Data listing →
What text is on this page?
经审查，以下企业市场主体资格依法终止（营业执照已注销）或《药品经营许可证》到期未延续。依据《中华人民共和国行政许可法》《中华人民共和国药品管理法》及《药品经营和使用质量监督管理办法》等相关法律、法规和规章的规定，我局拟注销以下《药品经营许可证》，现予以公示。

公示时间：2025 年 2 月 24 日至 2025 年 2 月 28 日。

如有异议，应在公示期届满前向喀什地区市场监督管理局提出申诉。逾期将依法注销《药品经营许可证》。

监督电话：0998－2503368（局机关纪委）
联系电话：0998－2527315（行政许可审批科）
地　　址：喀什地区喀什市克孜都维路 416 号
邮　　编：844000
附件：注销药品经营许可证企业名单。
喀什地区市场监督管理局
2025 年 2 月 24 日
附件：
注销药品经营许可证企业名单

Task prompt → Output all of the material exactly as written.

The answer →
What text is on this page?
经审查，以下企业市场主体资格依法终止（营业执照已注销）或《药品经营许可证》到期未延续。依据《中华人民共和国行政许可法》《中华人民共和国药品管理法》及《药品经营和使用质量监督管理办法》等相关法律、法规和规章的规定，我局拟注销以下《药品经营许可证》，现予以公示。

公示时间：2025 年 2 月 24 日至 2025 年 2 月 28 日。

如有异议，应在公示期届满前向喀什地区市场监督管理局提出申诉。逾期将依法注销《药品经营许可证》。

监督电话：0998－2503368（局机关纪委）
联系电话：0998－2527315（行政许可审批科）
地　　址：喀什地区喀什市克孜都维路 416 号
邮　　编：844000
附件：注销药品经营许可证企业名单。
喀什地区市场监督管理局
2025 年 2 月 24 日
附件：
注销药品经营许可证企业名单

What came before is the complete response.